# DATASET EXCERPTS
◇ ◇ ◇

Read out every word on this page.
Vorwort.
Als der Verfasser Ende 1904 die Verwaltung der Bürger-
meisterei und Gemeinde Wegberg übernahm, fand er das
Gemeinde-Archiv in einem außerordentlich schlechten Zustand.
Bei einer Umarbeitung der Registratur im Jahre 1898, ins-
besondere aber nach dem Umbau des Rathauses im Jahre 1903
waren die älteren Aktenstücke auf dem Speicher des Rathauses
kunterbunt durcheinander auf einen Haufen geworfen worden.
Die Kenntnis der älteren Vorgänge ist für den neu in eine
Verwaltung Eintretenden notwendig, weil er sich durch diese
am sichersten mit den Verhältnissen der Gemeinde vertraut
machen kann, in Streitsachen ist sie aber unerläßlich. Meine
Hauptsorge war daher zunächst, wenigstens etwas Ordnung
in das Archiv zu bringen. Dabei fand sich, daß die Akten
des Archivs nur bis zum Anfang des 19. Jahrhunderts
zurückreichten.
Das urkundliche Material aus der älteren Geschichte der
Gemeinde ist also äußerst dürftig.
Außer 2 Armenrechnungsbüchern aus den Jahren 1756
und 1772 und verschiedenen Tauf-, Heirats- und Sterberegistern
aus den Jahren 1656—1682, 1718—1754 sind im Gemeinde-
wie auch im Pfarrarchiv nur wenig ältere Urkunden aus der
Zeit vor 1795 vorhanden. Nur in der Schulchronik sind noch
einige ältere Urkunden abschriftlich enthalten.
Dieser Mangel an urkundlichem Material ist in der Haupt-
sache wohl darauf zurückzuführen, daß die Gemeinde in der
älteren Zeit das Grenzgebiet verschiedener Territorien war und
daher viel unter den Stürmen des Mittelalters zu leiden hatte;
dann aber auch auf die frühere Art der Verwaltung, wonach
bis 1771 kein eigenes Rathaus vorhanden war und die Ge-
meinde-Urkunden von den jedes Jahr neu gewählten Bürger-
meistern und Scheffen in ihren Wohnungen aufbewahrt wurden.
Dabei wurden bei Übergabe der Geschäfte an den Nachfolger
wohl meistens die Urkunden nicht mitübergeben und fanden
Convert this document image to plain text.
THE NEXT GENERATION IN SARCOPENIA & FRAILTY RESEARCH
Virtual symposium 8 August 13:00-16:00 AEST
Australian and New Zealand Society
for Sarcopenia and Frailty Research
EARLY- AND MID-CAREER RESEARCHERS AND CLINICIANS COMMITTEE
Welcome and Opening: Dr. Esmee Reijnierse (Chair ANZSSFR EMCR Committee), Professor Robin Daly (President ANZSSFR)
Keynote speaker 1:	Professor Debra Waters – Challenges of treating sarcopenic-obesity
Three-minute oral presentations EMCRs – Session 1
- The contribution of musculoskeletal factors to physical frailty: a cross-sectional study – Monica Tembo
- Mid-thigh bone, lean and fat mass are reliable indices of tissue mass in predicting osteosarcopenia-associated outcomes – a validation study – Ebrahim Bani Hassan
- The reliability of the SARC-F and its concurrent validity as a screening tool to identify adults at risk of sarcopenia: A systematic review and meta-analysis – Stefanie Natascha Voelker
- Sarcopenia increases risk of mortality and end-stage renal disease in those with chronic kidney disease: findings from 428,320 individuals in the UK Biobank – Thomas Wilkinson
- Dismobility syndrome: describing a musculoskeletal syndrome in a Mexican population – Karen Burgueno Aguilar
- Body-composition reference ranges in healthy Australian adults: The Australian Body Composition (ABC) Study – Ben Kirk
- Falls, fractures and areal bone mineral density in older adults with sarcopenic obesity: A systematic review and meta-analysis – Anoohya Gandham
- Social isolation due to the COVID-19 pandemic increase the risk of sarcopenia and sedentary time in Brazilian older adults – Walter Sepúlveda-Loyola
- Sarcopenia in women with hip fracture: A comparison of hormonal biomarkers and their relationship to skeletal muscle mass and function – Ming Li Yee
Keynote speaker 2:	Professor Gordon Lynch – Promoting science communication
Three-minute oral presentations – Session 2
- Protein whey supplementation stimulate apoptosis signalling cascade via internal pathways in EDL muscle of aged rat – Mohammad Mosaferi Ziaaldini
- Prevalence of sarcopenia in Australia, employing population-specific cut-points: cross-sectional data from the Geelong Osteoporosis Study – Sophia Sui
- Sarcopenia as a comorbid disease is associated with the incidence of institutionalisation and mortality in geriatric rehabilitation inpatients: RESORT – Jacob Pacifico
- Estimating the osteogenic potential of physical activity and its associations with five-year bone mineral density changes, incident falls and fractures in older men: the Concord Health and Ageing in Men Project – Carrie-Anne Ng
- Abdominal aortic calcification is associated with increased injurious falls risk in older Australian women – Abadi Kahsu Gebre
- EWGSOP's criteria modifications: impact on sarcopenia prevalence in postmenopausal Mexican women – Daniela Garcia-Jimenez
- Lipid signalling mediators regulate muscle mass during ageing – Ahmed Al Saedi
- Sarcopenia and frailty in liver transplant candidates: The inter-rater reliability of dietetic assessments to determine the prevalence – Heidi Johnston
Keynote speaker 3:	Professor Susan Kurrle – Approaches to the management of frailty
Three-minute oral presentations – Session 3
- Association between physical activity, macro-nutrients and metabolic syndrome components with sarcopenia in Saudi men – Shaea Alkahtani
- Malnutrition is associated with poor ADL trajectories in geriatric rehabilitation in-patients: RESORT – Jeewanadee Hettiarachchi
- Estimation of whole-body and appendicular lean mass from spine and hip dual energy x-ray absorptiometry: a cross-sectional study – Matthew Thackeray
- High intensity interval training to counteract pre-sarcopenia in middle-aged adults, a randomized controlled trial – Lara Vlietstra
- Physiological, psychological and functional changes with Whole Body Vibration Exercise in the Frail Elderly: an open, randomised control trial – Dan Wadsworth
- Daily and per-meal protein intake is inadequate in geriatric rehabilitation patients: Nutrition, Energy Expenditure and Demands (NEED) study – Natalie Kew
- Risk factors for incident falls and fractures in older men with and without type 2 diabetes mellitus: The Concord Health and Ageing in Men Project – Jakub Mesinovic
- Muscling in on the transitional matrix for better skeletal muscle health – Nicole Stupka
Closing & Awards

◇ ◇ ◇

# TO DO
What is needed is the number of lines above that include the string "reliability", and nothing else.

# RESULT OF THE TASK
2